Travail à faire: Recopiez fidèlement le passage de l'extrait sur la transition énergétique qui commence par « Tous les producteurs, tous » et se poursuit jusqu'à « que cela change. » inclus.

Extrait choisi:
________________________

Beaucoup dénoncent le poids des lobbies industriels du nucléaire et de l’électricité. Selon vous, c’est ce qui plombe réellement cette loi ? On ne peut pas discuter dans ces conditions là ?

Tous les producteurs, tous ceux qui vendent de l’énergie ont envie de continuer à en vendre beaucoup. C’est aussi bête que cela. Ils descendent leurs propres intérêts. Pour une fois, il se trouve que leurs propres intérêts ne correspondent pas avec ceux de l’État et du citoyen de base. C’est pareil pour les banques. Ce sont elles qui doivent prêter de l’argent pour les travaux de rénovation énergétique. Elles n’ont pas envie de le faire, ça ne les intéresse pas. Seulement voilà, elles ne veulent pas le faire mais elles ne veulent pas non plus que d’autres se mettent à le faire à leur place. On a donc effectivement un poids important de lobbies qui sont bien dans la situation actuelle et qui n’ont pas envie que cela change.

Revenons un petit peu en détail sur ce que prévoit cette transition énergétique, notamment la réduction de la part du nucléaire de 75% à 50% en 2025. À quoi  est-ce que cela correspond et est-ce réaliste ?

________________________

Jeu de données:
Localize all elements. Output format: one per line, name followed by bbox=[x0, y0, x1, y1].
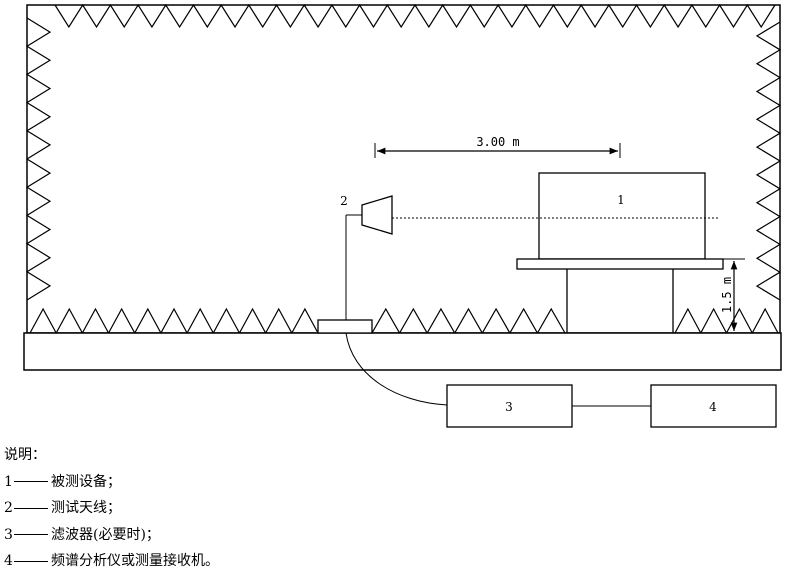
turntable bbox=[516, 258, 724, 333]
legend: 说明： 1 被测设备； 2 测试天线； 3 滤波器(必要时)； 4 频谱分析仪或测量接收… bbox=[4, 442, 219, 575]
legend-item: 2 测试天线； bbox=[4, 495, 219, 522]
distance-label: 3.00 m bbox=[476, 135, 519, 149]
legend-number: 1 bbox=[4, 473, 13, 490]
ground-plane bbox=[23, 332, 782, 371]
legend-item: 4 频谱分析仪或测量接收机。 bbox=[4, 548, 219, 575]
legend-number: 4 bbox=[4, 553, 13, 570]
absorber-zigzag bbox=[54, 3, 776, 29]
legend-text: 频谱分析仪或测量接收机。 bbox=[51, 553, 219, 570]
legend-text: 滤波器(必要时)； bbox=[51, 526, 160, 543]
legend-dash bbox=[14, 534, 48, 536]
antenna-number: 2 bbox=[340, 194, 348, 208]
legend-text: 测试天线； bbox=[51, 500, 121, 517]
receiver-box bbox=[650, 384, 777, 428]
absorber-zigzag bbox=[755, 21, 782, 301]
receiver-number: 4 bbox=[709, 400, 717, 414]
legend-item: 1 被测设备； bbox=[4, 469, 219, 496]
height-label: 1.5 m bbox=[720, 277, 734, 313]
legend-dash bbox=[14, 560, 48, 562]
legend-item: 3 滤波器(必要时)； bbox=[4, 522, 219, 549]
legend-dash bbox=[14, 481, 48, 483]
equipment-under-test bbox=[538, 172, 706, 260]
legend-title: 说明： bbox=[4, 447, 46, 463]
absorber-zigzag bbox=[371, 307, 566, 335]
height-dimension: 1.5 m bbox=[720, 258, 745, 331]
test-antenna: 2 bbox=[340, 194, 393, 320]
absorber-zigzag bbox=[29, 307, 319, 335]
test-setup-diagram: 3.00 m 2 1 1.5 m 3 4 bbox=[23, 3, 782, 428]
absorber-zigzag bbox=[25, 17, 52, 301]
antenna-base bbox=[317, 319, 373, 334]
rf-cable bbox=[345, 332, 448, 406]
distance-dimension: 3.00 m bbox=[374, 135, 621, 158]
legend-dash bbox=[14, 507, 48, 509]
eut-number: 1 bbox=[617, 193, 625, 207]
legend-number: 3 bbox=[4, 526, 13, 543]
legend-text: 被测设备； bbox=[51, 473, 121, 490]
legend-number: 2 bbox=[4, 500, 13, 517]
absorber-cones bbox=[25, 3, 782, 335]
filter-number: 3 bbox=[505, 400, 513, 414]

________________________

Résultat ci-dessous:
Tous les producteurs, tous ceux qui vendent de l’énergie ont envie de continuer à en vendre beaucoup. C’est aussi bête que cela. Ils descendent leurs propres intérêts. Pour une fois, il se trouve que leurs propres intérêts ne correspondent pas avec ceux de l’État et du citoyen de base. C’est pareil pour les banques. Ce sont elles qui doivent prêter de l’argent pour les travaux de rénovation énergétique. Elles n’ont pas envie de le faire, ça ne les intéresse pas. Seulement voilà, elles ne veulent pas le faire mais elles ne veulent pas non plus que d’autres se mettent à le faire à leur place. On a donc effectivement un poids important de lobbies qui sont bien dans la situation actuelle et qui n’ont pas envie que cela change.